Provided entries:
===

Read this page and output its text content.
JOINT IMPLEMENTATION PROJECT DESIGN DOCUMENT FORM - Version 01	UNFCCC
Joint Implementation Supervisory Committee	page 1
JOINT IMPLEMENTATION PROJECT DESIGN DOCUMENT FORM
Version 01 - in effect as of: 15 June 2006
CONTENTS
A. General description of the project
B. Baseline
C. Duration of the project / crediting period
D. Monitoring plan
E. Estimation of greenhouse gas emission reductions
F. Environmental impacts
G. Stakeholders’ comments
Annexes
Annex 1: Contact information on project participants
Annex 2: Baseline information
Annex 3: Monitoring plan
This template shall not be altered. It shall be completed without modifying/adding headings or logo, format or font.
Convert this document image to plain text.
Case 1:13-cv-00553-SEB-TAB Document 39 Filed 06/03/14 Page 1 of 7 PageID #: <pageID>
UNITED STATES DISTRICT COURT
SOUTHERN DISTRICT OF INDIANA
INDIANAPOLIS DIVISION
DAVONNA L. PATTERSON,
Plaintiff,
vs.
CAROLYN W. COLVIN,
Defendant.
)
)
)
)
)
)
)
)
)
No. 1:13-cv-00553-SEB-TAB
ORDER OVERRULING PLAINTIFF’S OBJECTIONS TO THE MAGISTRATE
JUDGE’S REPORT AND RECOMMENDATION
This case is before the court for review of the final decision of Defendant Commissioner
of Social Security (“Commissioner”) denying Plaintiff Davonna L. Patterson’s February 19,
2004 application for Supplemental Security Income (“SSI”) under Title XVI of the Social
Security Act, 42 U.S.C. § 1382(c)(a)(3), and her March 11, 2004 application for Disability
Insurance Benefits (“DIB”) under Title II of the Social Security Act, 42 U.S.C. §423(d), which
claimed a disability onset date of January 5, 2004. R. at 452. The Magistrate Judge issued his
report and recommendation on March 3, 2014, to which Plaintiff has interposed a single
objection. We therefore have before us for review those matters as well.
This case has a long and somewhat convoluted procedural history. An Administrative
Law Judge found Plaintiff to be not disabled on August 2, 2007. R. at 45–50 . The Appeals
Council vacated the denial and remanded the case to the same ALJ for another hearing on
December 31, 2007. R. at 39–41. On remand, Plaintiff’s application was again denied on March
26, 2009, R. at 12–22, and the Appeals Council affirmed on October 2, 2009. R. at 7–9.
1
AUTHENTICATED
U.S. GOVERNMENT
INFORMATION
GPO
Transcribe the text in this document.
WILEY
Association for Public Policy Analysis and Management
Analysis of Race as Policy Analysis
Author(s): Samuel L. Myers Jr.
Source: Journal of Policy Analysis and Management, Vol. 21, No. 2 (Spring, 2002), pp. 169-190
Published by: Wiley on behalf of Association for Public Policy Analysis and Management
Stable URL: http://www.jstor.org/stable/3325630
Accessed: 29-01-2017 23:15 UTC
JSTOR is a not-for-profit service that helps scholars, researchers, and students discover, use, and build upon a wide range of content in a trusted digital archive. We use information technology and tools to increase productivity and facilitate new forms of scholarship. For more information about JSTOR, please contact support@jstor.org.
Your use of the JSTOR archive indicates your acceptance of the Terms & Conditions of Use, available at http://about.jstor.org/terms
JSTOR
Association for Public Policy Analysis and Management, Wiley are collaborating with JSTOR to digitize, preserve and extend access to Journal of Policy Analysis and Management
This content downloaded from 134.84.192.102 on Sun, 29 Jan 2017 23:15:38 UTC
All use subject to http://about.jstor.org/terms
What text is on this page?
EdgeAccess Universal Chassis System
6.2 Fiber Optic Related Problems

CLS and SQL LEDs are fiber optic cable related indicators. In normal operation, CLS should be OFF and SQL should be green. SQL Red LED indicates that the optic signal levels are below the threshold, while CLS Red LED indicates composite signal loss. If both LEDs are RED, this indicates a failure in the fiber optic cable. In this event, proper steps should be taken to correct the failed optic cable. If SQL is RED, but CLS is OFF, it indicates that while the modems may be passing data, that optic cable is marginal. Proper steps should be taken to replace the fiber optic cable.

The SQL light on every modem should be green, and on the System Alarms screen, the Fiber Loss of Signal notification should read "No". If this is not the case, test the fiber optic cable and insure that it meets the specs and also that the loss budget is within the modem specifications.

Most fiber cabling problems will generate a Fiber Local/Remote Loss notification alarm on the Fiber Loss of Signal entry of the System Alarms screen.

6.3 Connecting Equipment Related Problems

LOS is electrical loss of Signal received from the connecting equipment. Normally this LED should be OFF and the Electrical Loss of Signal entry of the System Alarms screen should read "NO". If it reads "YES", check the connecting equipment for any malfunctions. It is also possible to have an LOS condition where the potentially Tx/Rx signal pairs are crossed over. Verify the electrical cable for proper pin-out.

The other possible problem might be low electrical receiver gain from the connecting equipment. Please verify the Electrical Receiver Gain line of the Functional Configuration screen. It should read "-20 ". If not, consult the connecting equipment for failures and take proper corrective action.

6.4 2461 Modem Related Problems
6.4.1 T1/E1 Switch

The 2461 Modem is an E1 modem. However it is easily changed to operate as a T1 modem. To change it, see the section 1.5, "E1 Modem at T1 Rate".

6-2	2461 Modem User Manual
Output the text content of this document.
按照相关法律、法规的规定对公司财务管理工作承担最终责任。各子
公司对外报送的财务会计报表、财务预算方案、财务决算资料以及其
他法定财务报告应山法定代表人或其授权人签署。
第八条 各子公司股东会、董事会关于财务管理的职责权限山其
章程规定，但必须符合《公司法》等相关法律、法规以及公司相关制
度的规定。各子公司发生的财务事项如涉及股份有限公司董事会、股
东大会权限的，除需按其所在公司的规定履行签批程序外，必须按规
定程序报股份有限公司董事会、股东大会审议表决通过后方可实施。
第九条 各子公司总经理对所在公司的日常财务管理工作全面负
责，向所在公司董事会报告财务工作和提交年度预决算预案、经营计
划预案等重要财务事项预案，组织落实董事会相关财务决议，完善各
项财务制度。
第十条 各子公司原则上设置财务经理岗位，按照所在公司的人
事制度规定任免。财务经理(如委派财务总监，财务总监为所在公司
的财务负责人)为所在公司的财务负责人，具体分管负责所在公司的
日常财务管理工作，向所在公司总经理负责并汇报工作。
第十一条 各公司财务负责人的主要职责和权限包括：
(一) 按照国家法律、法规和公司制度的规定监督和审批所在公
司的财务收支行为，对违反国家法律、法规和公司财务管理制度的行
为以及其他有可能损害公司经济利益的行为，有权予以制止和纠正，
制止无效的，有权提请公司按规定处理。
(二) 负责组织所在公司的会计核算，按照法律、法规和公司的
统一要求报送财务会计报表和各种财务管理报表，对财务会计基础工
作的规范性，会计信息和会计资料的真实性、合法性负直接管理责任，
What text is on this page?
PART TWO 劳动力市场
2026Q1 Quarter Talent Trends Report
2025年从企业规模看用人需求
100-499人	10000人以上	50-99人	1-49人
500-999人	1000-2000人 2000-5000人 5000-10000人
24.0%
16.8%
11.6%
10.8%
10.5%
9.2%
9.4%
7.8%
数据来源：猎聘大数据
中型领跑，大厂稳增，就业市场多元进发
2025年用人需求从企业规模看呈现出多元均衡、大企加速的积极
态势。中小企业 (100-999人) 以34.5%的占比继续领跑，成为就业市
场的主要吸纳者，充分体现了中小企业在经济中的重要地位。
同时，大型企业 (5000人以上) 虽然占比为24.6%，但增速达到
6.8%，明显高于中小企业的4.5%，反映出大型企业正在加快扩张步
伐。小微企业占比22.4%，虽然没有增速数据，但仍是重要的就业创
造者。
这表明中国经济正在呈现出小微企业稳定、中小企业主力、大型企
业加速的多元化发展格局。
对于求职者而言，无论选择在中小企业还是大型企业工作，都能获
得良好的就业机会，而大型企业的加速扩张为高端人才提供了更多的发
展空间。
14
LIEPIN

===

Set problem:
Answer only with how many lines in the records include "March".

Answer to this task:
3